Return each entry exactly, with none missing.

» **INFORMATION PROVIDED**:
··········
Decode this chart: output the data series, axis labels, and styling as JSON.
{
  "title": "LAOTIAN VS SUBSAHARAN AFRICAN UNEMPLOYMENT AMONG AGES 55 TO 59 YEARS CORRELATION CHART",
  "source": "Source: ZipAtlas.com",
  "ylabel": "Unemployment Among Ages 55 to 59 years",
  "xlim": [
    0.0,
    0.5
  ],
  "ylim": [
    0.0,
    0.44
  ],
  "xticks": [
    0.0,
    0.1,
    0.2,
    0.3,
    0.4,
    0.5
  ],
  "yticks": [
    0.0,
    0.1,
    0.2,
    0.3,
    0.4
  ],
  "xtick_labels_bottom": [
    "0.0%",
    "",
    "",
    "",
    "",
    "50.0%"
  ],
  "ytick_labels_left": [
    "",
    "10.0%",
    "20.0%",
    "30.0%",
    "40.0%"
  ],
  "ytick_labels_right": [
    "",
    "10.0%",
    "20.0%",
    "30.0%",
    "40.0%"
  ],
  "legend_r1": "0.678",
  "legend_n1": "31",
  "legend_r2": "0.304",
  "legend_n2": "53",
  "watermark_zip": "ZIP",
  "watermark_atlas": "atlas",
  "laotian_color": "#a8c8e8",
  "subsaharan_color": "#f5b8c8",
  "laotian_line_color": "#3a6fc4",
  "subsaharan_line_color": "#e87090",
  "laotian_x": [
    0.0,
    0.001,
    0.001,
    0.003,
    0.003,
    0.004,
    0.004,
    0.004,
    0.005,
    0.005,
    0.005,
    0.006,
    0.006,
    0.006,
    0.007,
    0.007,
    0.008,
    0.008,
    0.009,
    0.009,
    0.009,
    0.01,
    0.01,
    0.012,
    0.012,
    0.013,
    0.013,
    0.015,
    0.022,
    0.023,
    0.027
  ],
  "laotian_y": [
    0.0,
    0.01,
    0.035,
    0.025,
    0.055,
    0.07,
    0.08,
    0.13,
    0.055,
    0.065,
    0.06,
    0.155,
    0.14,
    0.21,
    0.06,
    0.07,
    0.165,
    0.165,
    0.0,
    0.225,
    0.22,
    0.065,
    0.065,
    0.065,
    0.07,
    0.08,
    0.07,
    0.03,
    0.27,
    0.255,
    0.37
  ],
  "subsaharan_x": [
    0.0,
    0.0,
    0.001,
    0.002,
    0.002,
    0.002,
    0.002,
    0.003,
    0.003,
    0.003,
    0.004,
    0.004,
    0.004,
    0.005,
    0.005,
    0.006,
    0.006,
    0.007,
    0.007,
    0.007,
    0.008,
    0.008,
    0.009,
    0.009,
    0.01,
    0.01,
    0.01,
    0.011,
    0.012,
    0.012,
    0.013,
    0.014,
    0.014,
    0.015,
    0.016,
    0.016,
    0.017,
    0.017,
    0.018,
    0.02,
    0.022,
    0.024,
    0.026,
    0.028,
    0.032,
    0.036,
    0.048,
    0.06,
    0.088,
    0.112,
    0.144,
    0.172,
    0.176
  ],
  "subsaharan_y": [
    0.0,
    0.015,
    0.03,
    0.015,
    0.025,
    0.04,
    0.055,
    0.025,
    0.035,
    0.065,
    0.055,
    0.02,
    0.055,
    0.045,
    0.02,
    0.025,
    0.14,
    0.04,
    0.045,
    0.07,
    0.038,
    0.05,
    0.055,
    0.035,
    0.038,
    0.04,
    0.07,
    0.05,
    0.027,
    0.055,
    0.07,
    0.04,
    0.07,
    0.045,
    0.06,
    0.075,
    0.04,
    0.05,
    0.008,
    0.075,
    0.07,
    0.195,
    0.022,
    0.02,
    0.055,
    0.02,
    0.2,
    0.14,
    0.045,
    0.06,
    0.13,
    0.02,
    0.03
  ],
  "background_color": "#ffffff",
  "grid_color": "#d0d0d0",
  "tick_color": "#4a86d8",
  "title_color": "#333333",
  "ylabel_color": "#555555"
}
··········
» **THE RESULT**:
Decode this chart: output the data series, axis labels, and styling as JSON.
{
  "title": "LAOTIAN VS SUBSAHARAN AFRICAN UNEMPLOYMENT AMONG AGES 55 TO 59 YEARS CORRELATION CHART",
  "source": "Source: ZipAtlas.com",
  "ylabel": "Unemployment Among Ages 55 to 59 years",
  "xlim": [
    0.0,
    0.5
  ],
  "ylim": [
    0.0,
    0.44
  ],
  "xticks": [
    0.0,
    0.1,
    0.2,
    0.3,
    0.4,
    0.5
  ],
  "yticks": [
    0.0,
    0.1,
    0.2,
    0.3,
    0.4
  ],
  "xtick_labels_bottom": [
    "0.0%",
    "",
    "",
    "",
    "",
    "50.0%"
  ],
  "ytick_labels_left": [
    "",
    "10.0%",
    "20.0%",
    "30.0%",
    "40.0%"
  ],
  "ytick_labels_right": [
    "",
    "10.0%",
    "20.0%",
    "30.0%",
    "40.0%"
  ],
  "legend_r1": "0.678",
  "legend_n1": "31",
  "legend_r2": "0.304",
  "legend_n2": "53",
  "watermark_zip": "ZIP",
  "watermark_atlas": "atlas",
  "laotian_color": "#a8c8e8",
  "subsaharan_color": "#f5b8c8",
  "laotian_line_color": "#3a6fc4",
  "subsaharan_line_color": "#e87090",
  "laotian_x": [
    0.0,
    0.001,
    0.001,
    0.003,
    0.003,
    0.004,
    0.004,
    0.004,
    0.005,
    0.005,
    0.005,
    0.006,
    0.006,
    0.006,
    0.007,
    0.007,
    0.008,
    0.008,
    0.009,
    0.009,
    0.009,
    0.01,
    0.01,
    0.012,
    0.012,
    0.013,
    0.013,
    0.015,
    0.022,
    0.023,
    0.027
  ],
  "laotian_y": [
    0.0,
    0.01,
    0.035,
    0.025,
    0.055,
    0.07,
    0.08,
    0.13,
    0.055,
    0.065,
    0.06,
    0.155,
    0.14,
    0.21,
    0.06,
    0.07,
    0.165,
    0.165,
    0.0,
    0.225,
    0.22,
    0.065,
    0.065,
    0.065,
    0.07,
    0.08,
    0.07,
    0.03,
    0.27,
    0.255,
    0.37
  ],
  "subsaharan_x": [
    0.0,
    0.0,
    0.001,
    0.002,
    0.002,
    0.002,
    0.002,
    0.003,
    0.003,
    0.003,
    0.004,
    0.004,
    0.004,
    0.005,
    0.005,
    0.006,
    0.006,
    0.007,
    0.007,
    0.007,
    0.008,
    0.008,
    0.009,
    0.009,
    0.01,
    0.01,
    0.01,
    0.011,
    0.012,
    0.012,
    0.013,
    0.014,
    0.014,
    0.015,
    0.016,
    0.016,
    0.017,
    0.017,
    0.018,
    0.02,
    0.022,
    0.024,
    0.026,
    0.028,
    0.032,
    0.036,
    0.048,
    0.06,
    0.088,
    0.112,
    0.144,
    0.172,
    0.176
  ],
  "subsaharan_y": [
    0.0,
    0.015,
    0.03,
    0.015,
    0.025,
    0.04,
    0.055,
    0.025,
    0.035,
    0.065,
    0.055,
    0.02,
    0.055,
    0.045,
    0.02,
    0.025,
    0.14,
    0.04,
    0.045,
    0.07,
    0.038,
    0.05,
    0.055,
    0.035,
    0.038,
    0.04,
    0.07,
    0.05,
    0.027,
    0.055,
    0.07,
    0.04,
    0.07,
    0.045,
    0.06,
    0.075,
    0.04,
    0.05,
    0.008,
    0.075,
    0.07,
    0.195,
    0.022,
    0.02,
    0.055,
    0.02,
    0.2,
    0.14,
    0.045,
    0.06,
    0.13,
    0.02,
    0.03
  ],
  "background_color": "#ffffff",
  "grid_color": "#d0d0d0",
  "tick_color": "#4a86d8",
  "title_color": "#333333",
  "ylabel_color": "#555555"
}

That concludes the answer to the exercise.